== WORK TO BE COMPLETED ==
Filter the entries, keeping every line with the word "ylabel".
-------- EXERCISE MATERIAL
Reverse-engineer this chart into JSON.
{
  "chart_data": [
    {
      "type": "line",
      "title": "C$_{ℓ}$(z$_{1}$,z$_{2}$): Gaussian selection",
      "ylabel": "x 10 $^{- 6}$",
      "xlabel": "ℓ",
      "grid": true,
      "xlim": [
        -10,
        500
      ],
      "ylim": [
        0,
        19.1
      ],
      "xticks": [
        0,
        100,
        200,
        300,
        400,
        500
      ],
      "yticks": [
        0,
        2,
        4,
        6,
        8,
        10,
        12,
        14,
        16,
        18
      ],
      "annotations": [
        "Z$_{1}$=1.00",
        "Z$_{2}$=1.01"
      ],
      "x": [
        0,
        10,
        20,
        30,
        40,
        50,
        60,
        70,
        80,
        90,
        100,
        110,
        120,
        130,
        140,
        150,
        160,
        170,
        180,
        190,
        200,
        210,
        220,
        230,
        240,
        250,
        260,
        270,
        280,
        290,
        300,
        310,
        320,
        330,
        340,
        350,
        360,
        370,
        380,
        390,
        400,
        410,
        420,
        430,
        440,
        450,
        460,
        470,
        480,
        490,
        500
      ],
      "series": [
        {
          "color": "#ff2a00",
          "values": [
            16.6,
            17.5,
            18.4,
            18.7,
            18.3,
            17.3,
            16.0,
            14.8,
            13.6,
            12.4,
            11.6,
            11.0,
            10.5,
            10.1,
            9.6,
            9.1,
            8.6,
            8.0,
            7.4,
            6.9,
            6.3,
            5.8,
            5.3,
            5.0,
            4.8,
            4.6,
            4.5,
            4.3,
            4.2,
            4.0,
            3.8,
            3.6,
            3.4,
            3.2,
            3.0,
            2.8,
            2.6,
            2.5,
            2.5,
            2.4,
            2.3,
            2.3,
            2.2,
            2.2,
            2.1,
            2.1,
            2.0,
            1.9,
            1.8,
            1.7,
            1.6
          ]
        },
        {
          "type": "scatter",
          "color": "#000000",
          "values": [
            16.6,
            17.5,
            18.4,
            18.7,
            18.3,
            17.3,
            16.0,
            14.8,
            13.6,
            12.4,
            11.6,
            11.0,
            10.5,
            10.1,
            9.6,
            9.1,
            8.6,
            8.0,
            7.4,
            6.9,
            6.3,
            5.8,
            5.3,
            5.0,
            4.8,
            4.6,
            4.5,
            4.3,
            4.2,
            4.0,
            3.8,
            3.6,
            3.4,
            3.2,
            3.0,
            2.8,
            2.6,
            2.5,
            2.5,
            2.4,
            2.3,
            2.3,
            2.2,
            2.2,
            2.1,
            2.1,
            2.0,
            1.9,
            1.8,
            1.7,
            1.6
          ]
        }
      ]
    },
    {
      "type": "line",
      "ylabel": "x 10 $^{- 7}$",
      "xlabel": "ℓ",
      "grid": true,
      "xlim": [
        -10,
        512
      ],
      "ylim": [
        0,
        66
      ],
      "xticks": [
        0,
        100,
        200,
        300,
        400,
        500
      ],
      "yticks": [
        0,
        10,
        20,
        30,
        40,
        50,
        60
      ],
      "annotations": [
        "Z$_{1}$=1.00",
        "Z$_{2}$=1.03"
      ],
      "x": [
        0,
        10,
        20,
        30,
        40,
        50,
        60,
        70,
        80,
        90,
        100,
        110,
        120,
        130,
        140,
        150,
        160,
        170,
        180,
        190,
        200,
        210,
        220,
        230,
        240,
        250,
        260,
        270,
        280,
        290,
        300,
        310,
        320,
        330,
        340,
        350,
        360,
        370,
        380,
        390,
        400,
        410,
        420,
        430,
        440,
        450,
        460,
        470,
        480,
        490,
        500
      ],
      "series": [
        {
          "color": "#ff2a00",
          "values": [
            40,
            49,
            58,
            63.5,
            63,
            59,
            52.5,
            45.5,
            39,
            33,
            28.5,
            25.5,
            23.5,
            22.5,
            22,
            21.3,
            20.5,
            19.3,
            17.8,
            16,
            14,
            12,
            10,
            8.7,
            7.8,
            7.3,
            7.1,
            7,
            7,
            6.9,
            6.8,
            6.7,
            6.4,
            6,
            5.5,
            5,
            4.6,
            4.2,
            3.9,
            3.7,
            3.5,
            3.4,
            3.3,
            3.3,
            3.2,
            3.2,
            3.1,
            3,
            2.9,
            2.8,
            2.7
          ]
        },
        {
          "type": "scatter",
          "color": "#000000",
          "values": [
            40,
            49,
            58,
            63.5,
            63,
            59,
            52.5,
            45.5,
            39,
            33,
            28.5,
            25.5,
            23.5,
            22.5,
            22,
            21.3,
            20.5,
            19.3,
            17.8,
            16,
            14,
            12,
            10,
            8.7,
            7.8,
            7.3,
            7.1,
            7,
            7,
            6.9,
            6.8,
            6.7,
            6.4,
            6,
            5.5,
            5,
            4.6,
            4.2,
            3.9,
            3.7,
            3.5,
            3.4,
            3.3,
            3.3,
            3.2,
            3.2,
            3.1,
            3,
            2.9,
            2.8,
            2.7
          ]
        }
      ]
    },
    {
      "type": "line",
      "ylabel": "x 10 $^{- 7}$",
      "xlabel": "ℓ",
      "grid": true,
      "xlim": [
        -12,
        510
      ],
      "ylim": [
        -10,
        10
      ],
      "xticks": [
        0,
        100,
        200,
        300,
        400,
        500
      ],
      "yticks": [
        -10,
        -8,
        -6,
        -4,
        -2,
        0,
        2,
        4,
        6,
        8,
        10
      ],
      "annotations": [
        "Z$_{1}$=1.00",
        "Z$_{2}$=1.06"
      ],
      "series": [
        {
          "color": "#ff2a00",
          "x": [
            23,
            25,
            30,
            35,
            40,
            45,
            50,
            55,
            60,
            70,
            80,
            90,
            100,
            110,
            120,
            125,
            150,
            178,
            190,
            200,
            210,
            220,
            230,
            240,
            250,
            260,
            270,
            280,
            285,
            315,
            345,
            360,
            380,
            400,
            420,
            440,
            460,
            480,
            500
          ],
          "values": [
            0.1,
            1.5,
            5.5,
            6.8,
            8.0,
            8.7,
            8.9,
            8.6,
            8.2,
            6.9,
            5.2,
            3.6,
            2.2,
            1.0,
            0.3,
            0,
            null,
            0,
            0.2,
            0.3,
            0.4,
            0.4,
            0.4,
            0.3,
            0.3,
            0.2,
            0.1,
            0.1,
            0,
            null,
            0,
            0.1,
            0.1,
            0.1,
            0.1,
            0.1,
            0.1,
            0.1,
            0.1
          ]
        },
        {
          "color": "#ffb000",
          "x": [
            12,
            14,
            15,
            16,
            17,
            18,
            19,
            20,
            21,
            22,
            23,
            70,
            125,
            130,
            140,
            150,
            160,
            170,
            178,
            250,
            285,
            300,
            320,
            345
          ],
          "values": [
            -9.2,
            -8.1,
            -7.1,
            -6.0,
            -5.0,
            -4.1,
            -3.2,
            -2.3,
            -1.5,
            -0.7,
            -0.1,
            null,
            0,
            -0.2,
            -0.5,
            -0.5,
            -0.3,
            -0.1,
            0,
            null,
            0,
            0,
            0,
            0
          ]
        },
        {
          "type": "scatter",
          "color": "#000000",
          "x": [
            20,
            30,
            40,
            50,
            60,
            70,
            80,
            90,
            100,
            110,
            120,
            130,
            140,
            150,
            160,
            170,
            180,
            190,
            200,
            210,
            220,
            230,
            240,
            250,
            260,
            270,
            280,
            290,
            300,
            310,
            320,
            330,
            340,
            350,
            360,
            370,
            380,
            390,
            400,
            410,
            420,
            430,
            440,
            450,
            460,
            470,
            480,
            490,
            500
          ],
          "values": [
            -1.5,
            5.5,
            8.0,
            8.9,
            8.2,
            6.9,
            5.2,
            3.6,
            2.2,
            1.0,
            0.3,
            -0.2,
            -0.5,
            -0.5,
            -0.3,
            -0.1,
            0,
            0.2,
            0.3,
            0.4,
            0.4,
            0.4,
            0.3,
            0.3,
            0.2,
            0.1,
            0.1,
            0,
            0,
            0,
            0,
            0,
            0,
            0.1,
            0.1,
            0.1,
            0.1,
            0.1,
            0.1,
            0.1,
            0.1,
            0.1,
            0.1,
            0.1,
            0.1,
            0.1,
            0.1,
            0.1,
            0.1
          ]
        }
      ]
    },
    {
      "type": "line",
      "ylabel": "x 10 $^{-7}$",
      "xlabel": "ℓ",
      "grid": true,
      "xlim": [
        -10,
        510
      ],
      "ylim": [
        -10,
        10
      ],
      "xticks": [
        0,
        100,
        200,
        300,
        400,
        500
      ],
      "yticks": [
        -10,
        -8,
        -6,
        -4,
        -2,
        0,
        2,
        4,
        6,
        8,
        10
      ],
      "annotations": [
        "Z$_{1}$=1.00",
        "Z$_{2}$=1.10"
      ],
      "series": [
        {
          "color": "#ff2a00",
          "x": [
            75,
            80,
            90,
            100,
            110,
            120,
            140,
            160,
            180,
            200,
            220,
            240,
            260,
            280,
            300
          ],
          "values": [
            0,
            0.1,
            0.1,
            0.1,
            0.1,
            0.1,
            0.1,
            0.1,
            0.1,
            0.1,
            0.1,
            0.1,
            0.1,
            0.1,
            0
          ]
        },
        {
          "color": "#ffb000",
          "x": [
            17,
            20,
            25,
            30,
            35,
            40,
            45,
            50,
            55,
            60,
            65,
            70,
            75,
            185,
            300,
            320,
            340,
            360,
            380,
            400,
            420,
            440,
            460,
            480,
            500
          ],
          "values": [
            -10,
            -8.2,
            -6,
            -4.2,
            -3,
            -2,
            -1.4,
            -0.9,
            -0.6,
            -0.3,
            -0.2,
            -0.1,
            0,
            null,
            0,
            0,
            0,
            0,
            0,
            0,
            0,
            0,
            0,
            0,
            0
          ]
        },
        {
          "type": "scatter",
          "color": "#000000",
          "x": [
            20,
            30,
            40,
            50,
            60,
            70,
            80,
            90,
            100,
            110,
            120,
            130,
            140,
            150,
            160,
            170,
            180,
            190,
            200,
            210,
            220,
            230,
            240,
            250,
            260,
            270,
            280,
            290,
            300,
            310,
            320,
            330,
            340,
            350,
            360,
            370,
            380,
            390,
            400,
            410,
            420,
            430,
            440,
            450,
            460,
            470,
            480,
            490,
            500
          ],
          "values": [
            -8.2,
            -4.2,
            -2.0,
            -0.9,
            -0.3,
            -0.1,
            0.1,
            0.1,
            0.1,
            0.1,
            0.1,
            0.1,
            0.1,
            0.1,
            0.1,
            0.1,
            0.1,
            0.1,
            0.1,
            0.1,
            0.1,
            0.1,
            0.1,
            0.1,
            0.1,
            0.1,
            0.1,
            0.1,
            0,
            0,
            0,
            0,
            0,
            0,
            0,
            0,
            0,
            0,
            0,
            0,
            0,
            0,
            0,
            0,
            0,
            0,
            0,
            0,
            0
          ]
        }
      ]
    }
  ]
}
----------------
== WRITTEN ANSWER ==
      "ylabel": "x 10 $^{- 6}$",
      "ylabel": "x 10 $^{- 7}$",
      "ylabel": "x 10 $^{- 7}$",
      "ylabel": "x 10 $^{-7}$",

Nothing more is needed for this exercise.